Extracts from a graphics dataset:
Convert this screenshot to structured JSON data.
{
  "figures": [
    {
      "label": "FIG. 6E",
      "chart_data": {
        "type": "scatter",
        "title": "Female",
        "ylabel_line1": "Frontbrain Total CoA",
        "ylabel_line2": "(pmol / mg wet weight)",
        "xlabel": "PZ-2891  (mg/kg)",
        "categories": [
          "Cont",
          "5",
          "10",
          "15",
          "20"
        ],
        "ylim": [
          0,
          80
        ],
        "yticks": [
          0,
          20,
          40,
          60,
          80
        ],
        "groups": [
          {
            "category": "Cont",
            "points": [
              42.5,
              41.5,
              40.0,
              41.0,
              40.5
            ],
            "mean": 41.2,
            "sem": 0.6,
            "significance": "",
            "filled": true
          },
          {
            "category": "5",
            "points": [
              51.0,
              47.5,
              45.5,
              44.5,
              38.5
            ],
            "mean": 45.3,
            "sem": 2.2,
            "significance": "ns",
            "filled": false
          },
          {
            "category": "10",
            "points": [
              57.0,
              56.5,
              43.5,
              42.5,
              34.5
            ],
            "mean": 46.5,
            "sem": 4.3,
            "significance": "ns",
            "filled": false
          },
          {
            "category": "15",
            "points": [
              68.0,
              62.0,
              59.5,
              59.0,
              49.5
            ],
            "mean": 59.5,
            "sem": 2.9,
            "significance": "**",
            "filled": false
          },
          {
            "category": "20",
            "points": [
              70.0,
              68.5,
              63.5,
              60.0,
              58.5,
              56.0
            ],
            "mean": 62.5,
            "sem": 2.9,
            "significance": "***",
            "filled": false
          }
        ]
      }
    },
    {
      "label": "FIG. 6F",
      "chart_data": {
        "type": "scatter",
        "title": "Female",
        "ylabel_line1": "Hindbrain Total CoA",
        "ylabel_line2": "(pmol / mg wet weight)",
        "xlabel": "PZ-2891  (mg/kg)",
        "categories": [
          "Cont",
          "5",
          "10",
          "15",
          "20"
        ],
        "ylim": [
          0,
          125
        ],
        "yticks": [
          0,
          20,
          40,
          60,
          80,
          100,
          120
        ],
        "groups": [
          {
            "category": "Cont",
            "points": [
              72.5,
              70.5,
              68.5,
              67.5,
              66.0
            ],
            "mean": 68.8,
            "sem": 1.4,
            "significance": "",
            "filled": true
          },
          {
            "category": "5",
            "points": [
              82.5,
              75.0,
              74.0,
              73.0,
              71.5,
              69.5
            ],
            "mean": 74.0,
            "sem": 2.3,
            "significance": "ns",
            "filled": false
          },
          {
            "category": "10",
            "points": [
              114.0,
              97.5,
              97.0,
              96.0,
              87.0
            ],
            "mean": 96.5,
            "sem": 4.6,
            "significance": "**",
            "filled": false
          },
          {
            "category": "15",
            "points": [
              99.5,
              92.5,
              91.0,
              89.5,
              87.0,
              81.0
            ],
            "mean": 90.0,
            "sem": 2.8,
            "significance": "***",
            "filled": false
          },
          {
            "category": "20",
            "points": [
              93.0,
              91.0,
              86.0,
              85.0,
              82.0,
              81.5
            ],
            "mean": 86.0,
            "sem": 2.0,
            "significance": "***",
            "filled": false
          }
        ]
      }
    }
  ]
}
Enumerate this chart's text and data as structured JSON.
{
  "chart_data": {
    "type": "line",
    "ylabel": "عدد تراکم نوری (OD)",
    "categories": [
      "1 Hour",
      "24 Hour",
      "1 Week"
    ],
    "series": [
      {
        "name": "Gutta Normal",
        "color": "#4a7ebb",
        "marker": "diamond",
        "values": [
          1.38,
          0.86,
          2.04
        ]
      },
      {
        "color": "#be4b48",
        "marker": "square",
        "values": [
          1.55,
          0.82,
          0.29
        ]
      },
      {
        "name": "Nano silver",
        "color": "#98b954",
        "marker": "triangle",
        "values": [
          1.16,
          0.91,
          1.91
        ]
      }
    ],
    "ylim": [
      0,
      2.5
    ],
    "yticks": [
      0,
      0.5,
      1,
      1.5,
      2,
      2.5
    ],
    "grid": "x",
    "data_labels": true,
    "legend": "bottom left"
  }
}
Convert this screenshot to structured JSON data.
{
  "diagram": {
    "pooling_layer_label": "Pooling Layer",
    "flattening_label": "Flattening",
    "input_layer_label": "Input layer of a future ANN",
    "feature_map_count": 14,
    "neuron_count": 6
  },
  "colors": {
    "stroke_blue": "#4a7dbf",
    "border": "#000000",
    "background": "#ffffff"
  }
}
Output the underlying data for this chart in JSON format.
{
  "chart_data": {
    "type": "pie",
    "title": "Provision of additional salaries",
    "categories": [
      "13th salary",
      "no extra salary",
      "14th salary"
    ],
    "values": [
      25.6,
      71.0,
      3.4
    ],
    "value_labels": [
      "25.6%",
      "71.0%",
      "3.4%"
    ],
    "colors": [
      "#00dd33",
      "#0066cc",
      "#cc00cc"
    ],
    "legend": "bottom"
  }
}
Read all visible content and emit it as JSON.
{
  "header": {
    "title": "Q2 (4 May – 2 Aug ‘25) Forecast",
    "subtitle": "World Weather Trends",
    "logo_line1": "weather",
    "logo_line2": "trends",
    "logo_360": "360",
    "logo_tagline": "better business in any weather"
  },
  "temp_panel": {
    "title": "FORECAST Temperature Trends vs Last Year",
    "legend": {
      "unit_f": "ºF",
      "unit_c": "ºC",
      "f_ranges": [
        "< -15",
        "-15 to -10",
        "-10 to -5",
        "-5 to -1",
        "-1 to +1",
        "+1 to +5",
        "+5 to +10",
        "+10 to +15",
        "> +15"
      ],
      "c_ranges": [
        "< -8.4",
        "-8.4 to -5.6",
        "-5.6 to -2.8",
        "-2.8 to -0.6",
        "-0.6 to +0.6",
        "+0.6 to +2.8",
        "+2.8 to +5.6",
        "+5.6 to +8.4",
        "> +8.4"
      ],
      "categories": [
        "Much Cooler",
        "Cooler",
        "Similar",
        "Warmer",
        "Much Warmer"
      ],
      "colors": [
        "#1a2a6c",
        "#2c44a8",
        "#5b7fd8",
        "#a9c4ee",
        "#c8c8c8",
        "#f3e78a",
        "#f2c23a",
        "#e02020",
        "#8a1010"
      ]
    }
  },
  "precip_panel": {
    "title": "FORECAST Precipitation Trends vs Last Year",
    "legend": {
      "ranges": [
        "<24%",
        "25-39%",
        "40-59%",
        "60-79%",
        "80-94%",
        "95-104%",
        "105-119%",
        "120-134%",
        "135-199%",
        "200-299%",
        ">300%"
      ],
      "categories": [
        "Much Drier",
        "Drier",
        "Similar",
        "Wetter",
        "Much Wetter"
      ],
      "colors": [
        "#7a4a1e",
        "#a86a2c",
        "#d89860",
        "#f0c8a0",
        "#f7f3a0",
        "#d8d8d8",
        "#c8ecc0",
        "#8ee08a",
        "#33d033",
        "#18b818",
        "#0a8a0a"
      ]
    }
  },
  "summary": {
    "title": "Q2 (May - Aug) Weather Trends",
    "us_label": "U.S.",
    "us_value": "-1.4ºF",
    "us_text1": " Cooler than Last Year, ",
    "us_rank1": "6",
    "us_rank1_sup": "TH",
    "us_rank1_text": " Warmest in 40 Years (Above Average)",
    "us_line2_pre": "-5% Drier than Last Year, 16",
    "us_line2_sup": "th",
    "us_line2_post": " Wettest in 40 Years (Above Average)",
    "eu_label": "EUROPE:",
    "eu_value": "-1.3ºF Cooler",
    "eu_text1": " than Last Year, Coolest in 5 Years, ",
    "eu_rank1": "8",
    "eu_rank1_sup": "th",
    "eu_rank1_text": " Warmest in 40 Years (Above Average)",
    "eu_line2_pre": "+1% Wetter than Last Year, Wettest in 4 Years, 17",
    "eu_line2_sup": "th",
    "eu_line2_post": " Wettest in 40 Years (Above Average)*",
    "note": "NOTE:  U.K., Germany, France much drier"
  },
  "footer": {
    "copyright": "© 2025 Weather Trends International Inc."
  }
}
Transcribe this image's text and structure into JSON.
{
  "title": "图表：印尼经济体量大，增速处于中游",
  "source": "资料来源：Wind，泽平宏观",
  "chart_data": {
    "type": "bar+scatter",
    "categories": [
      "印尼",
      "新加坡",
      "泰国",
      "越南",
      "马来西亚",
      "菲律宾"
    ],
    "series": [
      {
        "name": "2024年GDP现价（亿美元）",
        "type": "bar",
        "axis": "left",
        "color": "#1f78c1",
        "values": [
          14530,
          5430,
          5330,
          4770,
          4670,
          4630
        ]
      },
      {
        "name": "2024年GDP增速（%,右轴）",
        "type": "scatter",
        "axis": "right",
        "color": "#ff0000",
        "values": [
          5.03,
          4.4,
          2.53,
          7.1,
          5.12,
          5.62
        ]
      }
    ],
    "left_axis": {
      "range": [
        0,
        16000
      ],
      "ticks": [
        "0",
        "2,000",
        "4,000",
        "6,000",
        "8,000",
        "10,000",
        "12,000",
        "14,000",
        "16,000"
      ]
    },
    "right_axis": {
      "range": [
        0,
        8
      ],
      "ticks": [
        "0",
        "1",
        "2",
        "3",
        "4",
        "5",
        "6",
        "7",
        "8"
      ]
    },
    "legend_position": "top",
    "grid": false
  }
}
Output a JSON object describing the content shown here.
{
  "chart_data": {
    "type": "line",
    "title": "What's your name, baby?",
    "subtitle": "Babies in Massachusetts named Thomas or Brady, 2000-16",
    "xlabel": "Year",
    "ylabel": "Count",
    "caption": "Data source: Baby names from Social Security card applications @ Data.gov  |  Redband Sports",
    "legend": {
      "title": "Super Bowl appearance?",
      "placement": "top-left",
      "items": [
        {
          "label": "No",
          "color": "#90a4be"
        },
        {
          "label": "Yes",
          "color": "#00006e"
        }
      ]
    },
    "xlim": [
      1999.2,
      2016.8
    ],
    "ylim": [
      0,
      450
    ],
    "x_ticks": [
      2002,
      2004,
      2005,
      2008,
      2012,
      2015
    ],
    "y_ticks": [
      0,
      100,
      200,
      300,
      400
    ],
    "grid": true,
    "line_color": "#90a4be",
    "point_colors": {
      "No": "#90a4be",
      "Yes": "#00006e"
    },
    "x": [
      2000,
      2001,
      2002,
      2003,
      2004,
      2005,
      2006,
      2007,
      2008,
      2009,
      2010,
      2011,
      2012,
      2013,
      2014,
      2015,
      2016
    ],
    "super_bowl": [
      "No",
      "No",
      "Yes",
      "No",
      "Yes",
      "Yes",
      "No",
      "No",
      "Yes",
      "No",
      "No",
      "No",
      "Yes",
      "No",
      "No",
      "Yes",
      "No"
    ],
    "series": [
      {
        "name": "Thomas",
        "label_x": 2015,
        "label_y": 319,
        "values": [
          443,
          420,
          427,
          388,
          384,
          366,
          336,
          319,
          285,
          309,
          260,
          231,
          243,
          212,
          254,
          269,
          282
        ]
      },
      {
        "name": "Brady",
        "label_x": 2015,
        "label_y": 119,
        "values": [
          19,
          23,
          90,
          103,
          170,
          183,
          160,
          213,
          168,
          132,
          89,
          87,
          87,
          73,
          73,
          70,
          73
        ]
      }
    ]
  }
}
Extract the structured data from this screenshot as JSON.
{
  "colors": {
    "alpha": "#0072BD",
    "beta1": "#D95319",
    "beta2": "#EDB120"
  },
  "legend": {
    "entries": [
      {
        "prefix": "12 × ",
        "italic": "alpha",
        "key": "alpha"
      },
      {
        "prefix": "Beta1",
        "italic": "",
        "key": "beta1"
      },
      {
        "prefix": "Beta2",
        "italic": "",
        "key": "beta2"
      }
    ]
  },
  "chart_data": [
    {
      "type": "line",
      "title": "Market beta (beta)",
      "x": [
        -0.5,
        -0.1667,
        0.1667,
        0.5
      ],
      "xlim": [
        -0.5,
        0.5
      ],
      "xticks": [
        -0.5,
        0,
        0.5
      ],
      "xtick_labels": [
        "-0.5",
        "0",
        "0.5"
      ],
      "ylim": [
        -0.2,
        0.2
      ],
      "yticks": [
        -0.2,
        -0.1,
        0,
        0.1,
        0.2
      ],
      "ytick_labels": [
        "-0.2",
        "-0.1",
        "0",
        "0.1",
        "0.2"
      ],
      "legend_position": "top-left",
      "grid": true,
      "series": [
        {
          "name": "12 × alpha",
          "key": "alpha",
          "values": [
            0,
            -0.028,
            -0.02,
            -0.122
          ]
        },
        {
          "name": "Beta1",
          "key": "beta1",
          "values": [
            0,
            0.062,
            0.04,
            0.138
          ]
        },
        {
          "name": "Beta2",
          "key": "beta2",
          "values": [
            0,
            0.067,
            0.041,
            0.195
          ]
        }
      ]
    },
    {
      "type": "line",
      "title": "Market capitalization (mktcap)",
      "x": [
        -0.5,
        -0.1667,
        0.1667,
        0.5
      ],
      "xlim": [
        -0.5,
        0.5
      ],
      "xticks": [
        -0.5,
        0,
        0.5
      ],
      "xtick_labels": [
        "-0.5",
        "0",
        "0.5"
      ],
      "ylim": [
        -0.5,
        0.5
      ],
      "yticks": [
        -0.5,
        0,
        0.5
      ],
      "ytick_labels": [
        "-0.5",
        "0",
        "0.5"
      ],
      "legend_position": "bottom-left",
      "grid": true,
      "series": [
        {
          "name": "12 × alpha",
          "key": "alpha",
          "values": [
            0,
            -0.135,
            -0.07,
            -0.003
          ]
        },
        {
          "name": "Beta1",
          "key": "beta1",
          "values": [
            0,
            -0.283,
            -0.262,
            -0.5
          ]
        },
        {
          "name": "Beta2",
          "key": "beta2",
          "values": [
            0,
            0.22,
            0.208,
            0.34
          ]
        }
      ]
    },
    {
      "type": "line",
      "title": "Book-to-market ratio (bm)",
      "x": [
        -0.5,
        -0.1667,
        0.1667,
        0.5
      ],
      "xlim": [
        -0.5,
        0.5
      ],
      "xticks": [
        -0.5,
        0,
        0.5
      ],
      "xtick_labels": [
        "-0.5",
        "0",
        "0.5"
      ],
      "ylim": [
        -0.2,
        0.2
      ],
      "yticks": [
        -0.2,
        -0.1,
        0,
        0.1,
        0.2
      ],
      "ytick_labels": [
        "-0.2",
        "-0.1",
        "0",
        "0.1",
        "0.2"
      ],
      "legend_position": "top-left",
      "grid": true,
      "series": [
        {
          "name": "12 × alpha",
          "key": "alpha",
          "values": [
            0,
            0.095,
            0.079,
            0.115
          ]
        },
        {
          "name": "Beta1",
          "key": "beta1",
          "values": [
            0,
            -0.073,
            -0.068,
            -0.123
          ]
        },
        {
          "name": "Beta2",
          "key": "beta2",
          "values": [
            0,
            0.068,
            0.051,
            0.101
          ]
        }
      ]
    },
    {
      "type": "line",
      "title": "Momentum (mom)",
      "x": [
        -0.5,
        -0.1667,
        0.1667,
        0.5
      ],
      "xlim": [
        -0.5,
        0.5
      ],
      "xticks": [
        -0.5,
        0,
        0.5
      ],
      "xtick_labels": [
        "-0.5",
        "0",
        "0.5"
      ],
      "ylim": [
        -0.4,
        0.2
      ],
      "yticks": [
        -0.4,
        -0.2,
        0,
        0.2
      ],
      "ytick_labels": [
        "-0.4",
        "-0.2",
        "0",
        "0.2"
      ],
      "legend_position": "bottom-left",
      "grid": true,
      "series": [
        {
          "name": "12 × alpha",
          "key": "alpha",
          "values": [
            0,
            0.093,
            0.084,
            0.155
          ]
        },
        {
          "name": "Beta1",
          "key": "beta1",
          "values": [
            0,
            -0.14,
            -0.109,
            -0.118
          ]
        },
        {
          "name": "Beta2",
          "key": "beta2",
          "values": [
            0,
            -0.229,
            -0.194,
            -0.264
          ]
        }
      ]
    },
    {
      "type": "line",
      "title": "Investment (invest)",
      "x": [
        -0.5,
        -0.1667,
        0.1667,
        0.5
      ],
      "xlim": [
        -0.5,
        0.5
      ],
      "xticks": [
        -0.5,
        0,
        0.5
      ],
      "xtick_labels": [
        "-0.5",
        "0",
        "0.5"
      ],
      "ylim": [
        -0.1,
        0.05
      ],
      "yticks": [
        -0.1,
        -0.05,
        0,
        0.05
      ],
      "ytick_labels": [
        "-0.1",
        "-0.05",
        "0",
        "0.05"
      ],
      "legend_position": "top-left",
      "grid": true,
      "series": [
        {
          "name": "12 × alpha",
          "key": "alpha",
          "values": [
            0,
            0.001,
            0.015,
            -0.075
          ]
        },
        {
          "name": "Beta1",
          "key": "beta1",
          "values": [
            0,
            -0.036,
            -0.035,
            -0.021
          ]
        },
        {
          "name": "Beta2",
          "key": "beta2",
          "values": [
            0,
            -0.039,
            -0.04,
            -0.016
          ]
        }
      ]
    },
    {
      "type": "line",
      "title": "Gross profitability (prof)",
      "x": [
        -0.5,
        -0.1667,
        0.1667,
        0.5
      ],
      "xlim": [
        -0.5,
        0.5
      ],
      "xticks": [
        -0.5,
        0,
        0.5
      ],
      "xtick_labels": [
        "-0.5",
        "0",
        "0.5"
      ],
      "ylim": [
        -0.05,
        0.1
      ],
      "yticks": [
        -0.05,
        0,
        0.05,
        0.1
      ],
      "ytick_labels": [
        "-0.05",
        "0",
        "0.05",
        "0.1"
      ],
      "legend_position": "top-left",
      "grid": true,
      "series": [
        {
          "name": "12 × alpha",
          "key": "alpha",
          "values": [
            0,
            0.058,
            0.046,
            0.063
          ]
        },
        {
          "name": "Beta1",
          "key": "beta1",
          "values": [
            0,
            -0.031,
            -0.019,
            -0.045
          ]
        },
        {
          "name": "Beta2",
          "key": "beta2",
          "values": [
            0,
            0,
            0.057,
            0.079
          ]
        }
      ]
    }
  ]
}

JOB:
Find the string "content" in the records, then copy each line where it occurs.

SOLVED EXERCISE:
Read all visible content and emit it as JSON.
Output a JSON object describing the content shown here.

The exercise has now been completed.